# Start of Information provided
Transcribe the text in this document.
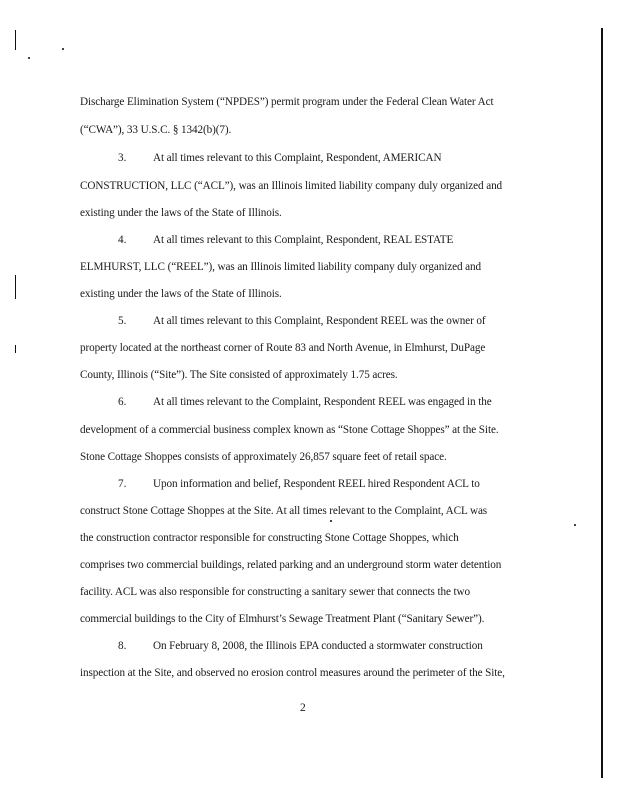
Discharge Elimination System (“NPDES”) permit program under the Federal Clean Water Act
(“CWA”), 33 U.S.C. § 1342(b)(7).
3. At all times relevant to this Complaint, Respondent, AMERICAN
CONSTRUCTION, LLC (“ACL”), was an Illinois limited liability company duly organized and
existing under the laws of the State of Illinois.
4. At all times relevant to this Complaint, Respondent, REAL ESTATE
ELMHURST, LLC (“REEL”), was an Illinois limited liability company duly organized and
existing under the laws of the State of Illinois.
5. At all times relevant to this Complaint, Respondent REEL was the owner of
property located at the northeast corner of Route 83 and North Avenue, in Elmhurst, DuPage
County, Illinois (“Site”). The Site consisted of approximately 1.75 acres.
6. At all times relevant to the Complaint, Respondent REEL was engaged in the
development of a commercial business complex known as “Stone Cottage Shoppes” at the Site.
Stone Cottage Shoppes consists of approximately 26,857 square feet of retail space.
7. Upon information and belief, Respondent REEL hired Respondent ACL to
construct Stone Cottage Shoppes at the Site. At all times relevant to the Complaint, ACL was
the construction contractor responsible for constructing Stone Cottage Shoppes, which
comprises two commercial buildings, related parking and an underground storm water detention
facility. ACL was also responsible for constructing a sanitary sewer that connects the two
commercial buildings to the City of Elmhurst’s Sewage Treatment Plant (“Sanitary Sewer”).
8. On February 8, 2008, the Illinois EPA conducted a stormwater construction
inspection at the Site, and observed no erosion control measures around the perimeter of the Site,
2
# End of Information provided
▶ [Aim]: Without the images, write out each line of the data verbatim.

▶ [Worked solution]:
Transcribe the text in this document.
Discharge Elimination System (“NPDES”) permit program under the Federal Clean Water Act
(“CWA”), 33 U.S.C. § 1342(b)(7).
3. At all times relevant to this Complaint, Respondent, AMERICAN
CONSTRUCTION, LLC (“ACL”), was an Illinois limited liability company duly organized and
existing under the laws of the State of Illinois.
4. At all times relevant to this Complaint, Respondent, REAL ESTATE
ELMHURST, LLC (“REEL”), was an Illinois limited liability company duly organized and
existing under the laws of the State of Illinois.
5. At all times relevant to this Complaint, Respondent REEL was the owner of
property located at the northeast corner of Route 83 and North Avenue, in Elmhurst, DuPage
County, Illinois (“Site”). The Site consisted of approximately 1.75 acres.
6. At all times relevant to the Complaint, Respondent REEL was engaged in the
development of a commercial business complex known as “Stone Cottage Shoppes” at the Site.
Stone Cottage Shoppes consists of approximately 26,857 square feet of retail space.
7. Upon information and belief, Respondent REEL hired Respondent ACL to
construct Stone Cottage Shoppes at the Site. At all times relevant to the Complaint, ACL was
the construction contractor responsible for constructing Stone Cottage Shoppes, which
comprises two commercial buildings, related parking and an underground storm water detention
facility. ACL was also responsible for constructing a sanitary sewer that connects the two
commercial buildings to the City of Elmhurst’s Sewage Treatment Plant (“Sanitary Sewer”).
8. On February 8, 2008, the Illinois EPA conducted a stormwater construction
inspection at the Site, and observed no erosion control measures around the perimeter of the Site,
2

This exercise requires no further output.